Write out the records below word for word, please.

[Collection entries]

───

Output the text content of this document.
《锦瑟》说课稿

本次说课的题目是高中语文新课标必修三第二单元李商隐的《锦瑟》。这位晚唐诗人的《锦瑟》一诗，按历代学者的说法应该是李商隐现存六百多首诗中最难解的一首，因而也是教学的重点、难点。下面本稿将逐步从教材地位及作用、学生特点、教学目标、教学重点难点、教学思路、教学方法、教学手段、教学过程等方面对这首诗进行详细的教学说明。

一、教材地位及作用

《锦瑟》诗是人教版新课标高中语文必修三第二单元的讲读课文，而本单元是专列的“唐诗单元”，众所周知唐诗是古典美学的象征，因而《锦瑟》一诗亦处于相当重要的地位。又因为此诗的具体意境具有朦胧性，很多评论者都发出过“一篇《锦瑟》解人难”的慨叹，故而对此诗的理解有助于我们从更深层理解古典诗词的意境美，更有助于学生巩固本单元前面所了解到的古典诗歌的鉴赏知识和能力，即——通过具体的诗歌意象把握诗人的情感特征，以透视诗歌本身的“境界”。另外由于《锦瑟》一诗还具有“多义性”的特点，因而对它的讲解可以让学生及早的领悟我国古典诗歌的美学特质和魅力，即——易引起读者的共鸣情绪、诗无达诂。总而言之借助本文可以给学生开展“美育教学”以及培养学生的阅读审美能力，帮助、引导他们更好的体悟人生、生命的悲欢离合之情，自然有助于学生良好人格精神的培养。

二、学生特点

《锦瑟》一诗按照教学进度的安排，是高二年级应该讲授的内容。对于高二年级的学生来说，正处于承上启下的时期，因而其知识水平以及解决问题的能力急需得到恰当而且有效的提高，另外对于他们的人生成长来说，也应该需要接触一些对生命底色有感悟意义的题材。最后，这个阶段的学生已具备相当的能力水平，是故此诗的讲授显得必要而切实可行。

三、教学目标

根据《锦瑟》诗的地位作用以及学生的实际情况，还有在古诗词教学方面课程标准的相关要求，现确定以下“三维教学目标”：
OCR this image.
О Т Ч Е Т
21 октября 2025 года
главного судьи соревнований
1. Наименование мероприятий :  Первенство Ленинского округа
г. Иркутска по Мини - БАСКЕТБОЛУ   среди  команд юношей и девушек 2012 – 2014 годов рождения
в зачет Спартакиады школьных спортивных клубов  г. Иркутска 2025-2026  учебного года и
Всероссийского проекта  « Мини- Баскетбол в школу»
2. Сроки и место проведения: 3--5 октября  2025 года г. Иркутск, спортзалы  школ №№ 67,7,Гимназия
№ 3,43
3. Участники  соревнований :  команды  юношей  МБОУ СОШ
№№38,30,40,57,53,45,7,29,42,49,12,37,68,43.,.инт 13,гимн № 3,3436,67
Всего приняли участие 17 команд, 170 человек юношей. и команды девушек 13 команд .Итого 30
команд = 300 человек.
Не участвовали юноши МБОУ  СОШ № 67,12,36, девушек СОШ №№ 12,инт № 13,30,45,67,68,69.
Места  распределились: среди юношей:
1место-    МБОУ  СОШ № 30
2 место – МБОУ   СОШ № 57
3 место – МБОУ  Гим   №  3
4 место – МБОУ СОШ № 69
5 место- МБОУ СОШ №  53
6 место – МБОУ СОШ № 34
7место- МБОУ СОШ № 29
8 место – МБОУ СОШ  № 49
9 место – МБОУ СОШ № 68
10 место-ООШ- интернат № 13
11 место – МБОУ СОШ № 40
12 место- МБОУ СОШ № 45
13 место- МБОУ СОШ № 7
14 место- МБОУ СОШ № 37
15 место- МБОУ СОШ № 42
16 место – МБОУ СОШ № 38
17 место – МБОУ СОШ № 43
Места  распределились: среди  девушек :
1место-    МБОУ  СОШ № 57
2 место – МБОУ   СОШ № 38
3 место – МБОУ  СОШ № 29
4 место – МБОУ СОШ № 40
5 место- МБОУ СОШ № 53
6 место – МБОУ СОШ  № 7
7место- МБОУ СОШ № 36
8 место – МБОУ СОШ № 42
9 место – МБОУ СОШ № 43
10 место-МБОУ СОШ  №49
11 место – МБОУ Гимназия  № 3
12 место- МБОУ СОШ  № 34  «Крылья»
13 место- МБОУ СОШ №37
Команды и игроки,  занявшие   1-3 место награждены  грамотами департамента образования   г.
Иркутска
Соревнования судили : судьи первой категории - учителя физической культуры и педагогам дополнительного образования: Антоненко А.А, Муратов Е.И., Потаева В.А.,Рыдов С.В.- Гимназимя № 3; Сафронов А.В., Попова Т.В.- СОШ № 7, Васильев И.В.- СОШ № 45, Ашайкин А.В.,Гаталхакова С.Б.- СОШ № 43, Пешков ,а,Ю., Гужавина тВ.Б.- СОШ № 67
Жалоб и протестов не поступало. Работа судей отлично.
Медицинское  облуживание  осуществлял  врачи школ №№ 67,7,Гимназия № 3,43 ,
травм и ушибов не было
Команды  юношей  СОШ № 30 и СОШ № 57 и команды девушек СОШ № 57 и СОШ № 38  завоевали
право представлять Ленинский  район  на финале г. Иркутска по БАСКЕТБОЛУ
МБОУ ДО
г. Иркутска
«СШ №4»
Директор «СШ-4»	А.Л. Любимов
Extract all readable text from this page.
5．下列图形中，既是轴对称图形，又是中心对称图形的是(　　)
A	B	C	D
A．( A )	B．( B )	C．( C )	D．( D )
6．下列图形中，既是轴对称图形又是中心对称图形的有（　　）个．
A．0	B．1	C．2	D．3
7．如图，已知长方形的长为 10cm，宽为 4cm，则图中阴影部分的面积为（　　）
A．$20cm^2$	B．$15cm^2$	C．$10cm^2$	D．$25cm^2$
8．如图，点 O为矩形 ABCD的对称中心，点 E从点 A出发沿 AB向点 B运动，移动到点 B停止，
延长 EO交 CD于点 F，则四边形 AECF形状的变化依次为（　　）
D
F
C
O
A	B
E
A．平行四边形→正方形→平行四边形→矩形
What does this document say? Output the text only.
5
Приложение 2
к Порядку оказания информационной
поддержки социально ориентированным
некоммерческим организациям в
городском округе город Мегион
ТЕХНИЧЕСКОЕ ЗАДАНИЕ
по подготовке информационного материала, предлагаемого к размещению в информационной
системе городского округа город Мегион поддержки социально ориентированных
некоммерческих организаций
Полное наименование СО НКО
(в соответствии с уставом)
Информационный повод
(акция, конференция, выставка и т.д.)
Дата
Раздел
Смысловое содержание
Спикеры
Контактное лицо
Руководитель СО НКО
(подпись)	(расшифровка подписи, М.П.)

───

* Solution
Output the text content of this document.
《锦瑟》说课稿

本次说课的题目是高中语文新课标必修三第二单元李商隐的《锦瑟》。这位晚唐诗人的《锦瑟》一诗，按历代学者的说法应该是李商隐现存六百多首诗中最难解的一首，因而也是教学的重点、难点。下面本稿将逐步从教材地位及作用、学生特点、教学目标、教学重点难点、教学思路、教学方法、教学手段、教学过程等方面对这首诗进行详细的教学说明。

一、教材地位及作用

《锦瑟》诗是人教版新课标高中语文必修三第二单元的讲读课文，而本单元是专列的“唐诗单元”，众所周知唐诗是古典美学的象征，因而《锦瑟》一诗亦处于相当重要的地位。又因为此诗的具体意境具有朦胧性，很多评论者都发出过“一篇《锦瑟》解人难”的慨叹，故而对此诗的理解有助于我们从更深层理解古典诗词的意境美，更有助于学生巩固本单元前面所了解到的古典诗歌的鉴赏知识和能力，即——通过具体的诗歌意象把握诗人的情感特征，以透视诗歌本身的“境界”。另外由于《锦瑟》一诗还具有“多义性”的特点，因而对它的讲解可以让学生及早的领悟我国古典诗歌的美学特质和魅力，即——易引起读者的共鸣情绪、诗无达诂。总而言之借助本文可以给学生开展“美育教学”以及培养学生的阅读审美能力，帮助、引导他们更好的体悟人生、生命的悲欢离合之情，自然有助于学生良好人格精神的培养。

二、学生特点

《锦瑟》一诗按照教学进度的安排，是高二年级应该讲授的内容。对于高二年级的学生来说，正处于承上启下的时期，因而其知识水平以及解决问题的能力急需得到恰当而且有效的提高，另外对于他们的人生成长来说，也应该需要接触一些对生命底色有感悟意义的题材。最后，这个阶段的学生已具备相当的能力水平，是故此诗的讲授显得必要而切实可行。

三、教学目标

根据《锦瑟》诗的地位作用以及学生的实际情况，还有在古诗词教学方面课程标准的相关要求，现确定以下“三维教学目标”：
OCR this image.
О Т Ч Е Т
21 октября 2025 года
главного судьи соревнований
1. Наименование мероприятий :  Первенство Ленинского округа
г. Иркутска по Мини - БАСКЕТБОЛУ   среди  команд юношей и девушек 2012 – 2014 годов рождения
в зачет Спартакиады школьных спортивных клубов  г. Иркутска 2025-2026  учебного года и
Всероссийского проекта  « Мини- Баскетбол в школу»
2. Сроки и место проведения: 3--5 октября  2025 года г. Иркутск, спортзалы  школ №№ 67,7,Гимназия
№ 3,43
3. Участники  соревнований :  команды  юношей  МБОУ СОШ
№№38,30,40,57,53,45,7,29,42,49,12,37,68,43.,.инт 13,гимн № 3,3436,67
Всего приняли участие 17 команд, 170 человек юношей. и команды девушек 13 команд .Итого 30
команд = 300 человек.
Не участвовали юноши МБОУ  СОШ № 67,12,36, девушек СОШ №№ 12,инт № 13,30,45,67,68,69.
Места  распределились: среди юношей:
1место-    МБОУ  СОШ № 30
2 место – МБОУ   СОШ № 57
3 место – МБОУ  Гим   №  3
4 место – МБОУ СОШ № 69
5 место- МБОУ СОШ №  53
6 место – МБОУ СОШ № 34
7место- МБОУ СОШ № 29
8 место – МБОУ СОШ  № 49
9 место – МБОУ СОШ № 68
10 место-ООШ- интернат № 13
11 место – МБОУ СОШ № 40
12 место- МБОУ СОШ № 45
13 место- МБОУ СОШ № 7
14 место- МБОУ СОШ № 37
15 место- МБОУ СОШ № 42
16 место – МБОУ СОШ № 38
17 место – МБОУ СОШ № 43
Места  распределились: среди  девушек :
1место-    МБОУ  СОШ № 57
2 место – МБОУ   СОШ № 38
3 место – МБОУ  СОШ № 29
4 место – МБОУ СОШ № 40
5 место- МБОУ СОШ № 53
6 место – МБОУ СОШ  № 7
7место- МБОУ СОШ № 36
8 место – МБОУ СОШ № 42
9 место – МБОУ СОШ № 43
10 место-МБОУ СОШ  №49
11 место – МБОУ Гимназия  № 3
12 место- МБОУ СОШ  № 34  «Крылья»
13 место- МБОУ СОШ №37
Команды и игроки,  занявшие   1-3 место награждены  грамотами департамента образования   г.
Иркутска
Соревнования судили : судьи первой категории - учителя физической культуры и педагогам дополнительного образования: Антоненко А.А, Муратов Е.И., Потаева В.А.,Рыдов С.В.- Гимназимя № 3; Сафронов А.В., Попова Т.В.- СОШ № 7, Васильев И.В.- СОШ № 45, Ашайкин А.В.,Гаталхакова С.Б.- СОШ № 43, Пешков ,а,Ю., Гужавина тВ.Б.- СОШ № 67
Жалоб и протестов не поступало. Работа судей отлично.
Медицинское  облуживание  осуществлял  врачи школ №№ 67,7,Гимназия № 3,43 ,
травм и ушибов не было
Команды  юношей  СОШ № 30 и СОШ № 57 и команды девушек СОШ № 57 и СОШ № 38  завоевали
право представлять Ленинский  район  на финале г. Иркутска по БАСКЕТБОЛУ
МБОУ ДО
г. Иркутска
«СШ №4»
Директор «СШ-4»	А.Л. Любимов
Extract all readable text from this page.
5．下列图形中，既是轴对称图形，又是中心对称图形的是(　　)
A	B	C	D
A．( A )	B．( B )	C．( C )	D．( D )
6．下列图形中，既是轴对称图形又是中心对称图形的有（　　）个．
A．0	B．1	C．2	D．3
7．如图，已知长方形的长为 10cm，宽为 4cm，则图中阴影部分的面积为（　　）
A．$20cm^2$	B．$15cm^2$	C．$10cm^2$	D．$25cm^2$
8．如图，点 O为矩形 ABCD的对称中心，点 E从点 A出发沿 AB向点 B运动，移动到点 B停止，
延长 EO交 CD于点 F，则四边形 AECF形状的变化依次为（　　）
D
F
C
O
A	B
E
A．平行四边形→正方形→平行四边形→矩形
What does this document say? Output the text only.
5
Приложение 2
к Порядку оказания информационной
поддержки социально ориентированным
некоммерческим организациям в
городском округе город Мегион
ТЕХНИЧЕСКОЕ ЗАДАНИЕ
по подготовке информационного материала, предлагаемого к размещению в информационной
системе городского округа город Мегион поддержки социально ориентированных
некоммерческих организаций
Полное наименование СО НКО
(в соответствии с уставом)
Информационный повод
(акция, конференция, выставка и т.д.)
Дата
Раздел
Смысловое содержание
Спикеры
Контактное лицо
Руководитель СО НКО
(подпись)	(расшифровка подписи, М.П.)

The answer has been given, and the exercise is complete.